Mr Shanks told a committee of MPs that the regularly mentioned Robert Gordon University figure on monthly job losses had been misquoted and that the research pointed to a greater number of jobs in renewables being created.
Giving evidence on the energy transition to the Scottish Affairs Committee, he said the decision not to drill for more oil and gas was a “pragmatic realisation” of the decline of the industry, but the Labour government was determined to “fill the gap” and make a successful transition to renewables.
He said energy prices were being kept high because of the UK’s historic reliance on gas and it was vital that the country made the switch to cleaner sources.
“We are driven by gas more than other countries because we don’t have the nuclear that France has, the solar that Spain has, or the hydro that Norway has, and so gas is setting the price more often.
“What we want to do is de-link the [gas] price so we are getting the advantage of clean power, but it is not a straightforward thing to do.
“The only way to do that is to build the grid that should have been built a long time ago to bring clean power to where consumers are.
“That will immediately achieve bill savings and will de-link gas because we will move to a place where gas is a reserve, not a day-to-day generator of our electricity system.”
Tory member Harriet Cross challenged the government’s strategy and its approach towards the jobs being lost. “Seventy per cent of our electricity mix is oil and gas and that will not change any time soon and 24 million homes rely on it,” she said.
Harriet Cross: ‘I am not pretending’
Mr Shanks replied: “We have never said we would stop North Sea oil that is in production, nor rescind licences, but “all the evidence points to new licences having a very marginal impact on future production”.
He said: “It is a pragmatic realisation of the current situation”, adding that new licences will not be issued but tie-backs to existing fields will be considered.
The “economic advantage” for the region would come from renewables such as offshore wind and floating offshore wind and hydrogen, said Mr Shanks.
“I’m afraid pretending that the facts on what has been a decline for 20 years are different doesn’t change the facts…”
Ms Cross interrupted to say: “I’m not pretending anything and I’m sure that’s not what you mean. I live in the north of Scotland. I speak to the industry very regularly and I have people in my constituency whose jobs are being lost every single day.
“There were more job losses yesterday that are not public yet. There are more job losses in the northeast every day because of the decline that’s being driven at an expedited rate in the oil and gas sector largely because of this government’s policies.
“This is an industry that is being driven down much faster than it needs to be…and it is having an impact on the jobs we need for the transition.
“So I do not buy your argument that because there might not be as much oil and gas in the North Sea as there used to be that it is not worth producing. So would expanding production in the North Sea increase supply?”

**Items:**
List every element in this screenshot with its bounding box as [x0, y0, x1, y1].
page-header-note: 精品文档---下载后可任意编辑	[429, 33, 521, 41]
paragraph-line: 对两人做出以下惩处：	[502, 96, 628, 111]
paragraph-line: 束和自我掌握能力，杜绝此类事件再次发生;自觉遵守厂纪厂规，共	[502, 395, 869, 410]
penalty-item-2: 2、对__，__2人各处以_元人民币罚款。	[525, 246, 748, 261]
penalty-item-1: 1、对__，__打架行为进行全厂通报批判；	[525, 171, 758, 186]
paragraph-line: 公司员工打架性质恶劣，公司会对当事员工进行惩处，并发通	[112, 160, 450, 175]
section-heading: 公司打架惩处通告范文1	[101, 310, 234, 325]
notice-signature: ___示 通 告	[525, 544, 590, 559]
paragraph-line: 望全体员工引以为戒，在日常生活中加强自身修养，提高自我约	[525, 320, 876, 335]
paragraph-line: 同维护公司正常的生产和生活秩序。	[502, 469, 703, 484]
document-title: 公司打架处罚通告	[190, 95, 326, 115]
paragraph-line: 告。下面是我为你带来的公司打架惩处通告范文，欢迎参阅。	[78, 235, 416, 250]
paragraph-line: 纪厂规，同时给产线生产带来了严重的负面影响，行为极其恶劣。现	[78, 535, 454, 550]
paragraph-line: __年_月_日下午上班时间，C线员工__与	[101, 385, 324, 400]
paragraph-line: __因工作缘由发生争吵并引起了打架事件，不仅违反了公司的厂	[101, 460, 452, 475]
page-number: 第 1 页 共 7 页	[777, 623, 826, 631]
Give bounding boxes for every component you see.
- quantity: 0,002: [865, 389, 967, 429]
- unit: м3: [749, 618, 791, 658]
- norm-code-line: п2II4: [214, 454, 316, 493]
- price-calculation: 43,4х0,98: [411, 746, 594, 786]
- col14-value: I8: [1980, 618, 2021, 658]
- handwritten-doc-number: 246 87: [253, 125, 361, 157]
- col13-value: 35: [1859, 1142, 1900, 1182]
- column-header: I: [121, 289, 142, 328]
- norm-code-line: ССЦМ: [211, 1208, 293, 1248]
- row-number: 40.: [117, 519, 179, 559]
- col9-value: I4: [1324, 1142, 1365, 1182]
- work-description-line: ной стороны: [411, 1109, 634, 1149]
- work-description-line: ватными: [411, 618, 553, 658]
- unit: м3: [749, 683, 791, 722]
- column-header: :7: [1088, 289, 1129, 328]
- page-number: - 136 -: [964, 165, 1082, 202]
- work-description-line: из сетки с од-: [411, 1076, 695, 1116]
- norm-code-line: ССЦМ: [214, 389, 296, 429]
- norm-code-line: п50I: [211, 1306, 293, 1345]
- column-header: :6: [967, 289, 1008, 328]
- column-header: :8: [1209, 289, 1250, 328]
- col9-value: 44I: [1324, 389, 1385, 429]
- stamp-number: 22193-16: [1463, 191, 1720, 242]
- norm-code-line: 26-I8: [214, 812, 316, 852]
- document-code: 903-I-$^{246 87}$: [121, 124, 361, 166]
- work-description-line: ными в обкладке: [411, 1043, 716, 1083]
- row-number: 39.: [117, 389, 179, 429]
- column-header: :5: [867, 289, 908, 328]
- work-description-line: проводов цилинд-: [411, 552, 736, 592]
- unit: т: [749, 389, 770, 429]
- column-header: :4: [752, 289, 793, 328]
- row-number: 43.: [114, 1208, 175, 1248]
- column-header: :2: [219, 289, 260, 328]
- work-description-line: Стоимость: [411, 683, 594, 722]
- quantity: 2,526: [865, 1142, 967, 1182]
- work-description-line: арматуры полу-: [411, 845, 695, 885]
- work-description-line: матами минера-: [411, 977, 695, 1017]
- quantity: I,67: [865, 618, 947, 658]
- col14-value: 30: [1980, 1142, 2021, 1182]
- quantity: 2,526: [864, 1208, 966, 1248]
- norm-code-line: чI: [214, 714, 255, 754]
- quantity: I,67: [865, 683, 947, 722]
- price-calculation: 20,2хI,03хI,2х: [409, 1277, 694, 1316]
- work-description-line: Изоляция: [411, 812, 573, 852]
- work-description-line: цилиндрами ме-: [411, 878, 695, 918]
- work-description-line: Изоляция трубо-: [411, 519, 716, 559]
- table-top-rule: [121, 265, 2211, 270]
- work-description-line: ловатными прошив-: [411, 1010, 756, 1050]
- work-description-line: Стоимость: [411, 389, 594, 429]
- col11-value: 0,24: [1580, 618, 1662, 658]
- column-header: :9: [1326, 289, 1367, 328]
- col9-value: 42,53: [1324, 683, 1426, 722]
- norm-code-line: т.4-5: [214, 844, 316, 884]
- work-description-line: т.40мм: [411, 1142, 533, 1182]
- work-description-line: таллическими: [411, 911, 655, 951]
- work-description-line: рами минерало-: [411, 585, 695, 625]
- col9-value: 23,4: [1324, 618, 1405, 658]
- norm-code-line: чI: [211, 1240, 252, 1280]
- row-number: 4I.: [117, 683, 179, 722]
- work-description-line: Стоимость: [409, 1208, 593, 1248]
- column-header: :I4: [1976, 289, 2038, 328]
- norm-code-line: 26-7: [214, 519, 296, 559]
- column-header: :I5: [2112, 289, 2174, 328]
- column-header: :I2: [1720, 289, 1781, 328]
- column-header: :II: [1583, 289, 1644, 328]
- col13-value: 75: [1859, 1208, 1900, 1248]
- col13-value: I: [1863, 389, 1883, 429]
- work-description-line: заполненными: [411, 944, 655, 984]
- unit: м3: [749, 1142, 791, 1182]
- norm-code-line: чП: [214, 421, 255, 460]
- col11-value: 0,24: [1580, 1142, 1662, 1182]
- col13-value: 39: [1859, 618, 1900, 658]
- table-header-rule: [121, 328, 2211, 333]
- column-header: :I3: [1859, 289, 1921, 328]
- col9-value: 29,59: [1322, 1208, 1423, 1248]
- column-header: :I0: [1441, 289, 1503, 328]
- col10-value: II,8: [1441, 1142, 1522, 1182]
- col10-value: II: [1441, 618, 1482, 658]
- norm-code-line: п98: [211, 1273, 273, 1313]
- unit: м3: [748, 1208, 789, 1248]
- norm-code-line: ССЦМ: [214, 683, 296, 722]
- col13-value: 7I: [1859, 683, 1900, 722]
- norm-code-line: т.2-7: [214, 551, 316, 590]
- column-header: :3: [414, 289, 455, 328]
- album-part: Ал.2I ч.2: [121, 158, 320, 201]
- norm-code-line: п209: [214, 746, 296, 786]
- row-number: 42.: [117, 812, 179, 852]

**Objectives:**
A - Extract every line of the records that contains the string "Стоимость".
B - Proceed with the report on the Scottish Affairs Committee hearing about the energy transition, starting right after its final sentence.

**Exercise answers:**
A -
- work-description-line: Стоимость: [411, 683, 594, 722]
- work-description-line: Стоимость: [411, 389, 594, 429]
- work-description-line: Стоимость: [409, 1208, 593, 1248]

B -
Mr Shanks replied that she appeared to believe oil and gas could continue flowing and that “you are against investment in what comes next and that simply is not a reasonable position to take.
“We have an incredibly skilled workforce in Aberdeen and the northeast. You are absolutely right to make that point. But what we have to build is the transition so that it can take those skills into the jobs that come next.
“If I have a frustration with the framing of the job losses it is only this: every single job is a serious problem for that individual, their family and community, but we do need to look at the workforce as a whole.
“The Robert Gordon University figure, first of all, is fundamentally misquoted being a thousands jobs [lost] a month which is not what that research says.”
He said the research also referred to the number of jobs being created in other parts of the energy system. The challenge was trying to fix the gap in the transition from one industry to the other.
Mr Shanks sees more wind power as the future
“It is simply disingenuous to say that every job loss in oil and gas doesn’t result in any new jobs being created in renewables.”
He said RGU found that by 2030 the mission could support more jobs in renewables than were lost in oil and gas; the equivalent to 1,400 jobs a month between 2024 and 2030.
“So we are going to see a change in the workforce and you can’t just look at one side of the balance sheet in isolation,” he said.
He added that he worried about those who were not making the transition, which was why supporting measures were put in place.
“I wish we had been doing that 20 years ago when we first knew we were losing thousands of jobs in oil and gas. But we didn’t.
“I take responsibility for the Labour party’s role in that when we were in government. There was also 14 years of the Conservatives not taking it seriously so there is plenty of blame to go around. It doesn’t solve the issue but we are determined to tackle it.”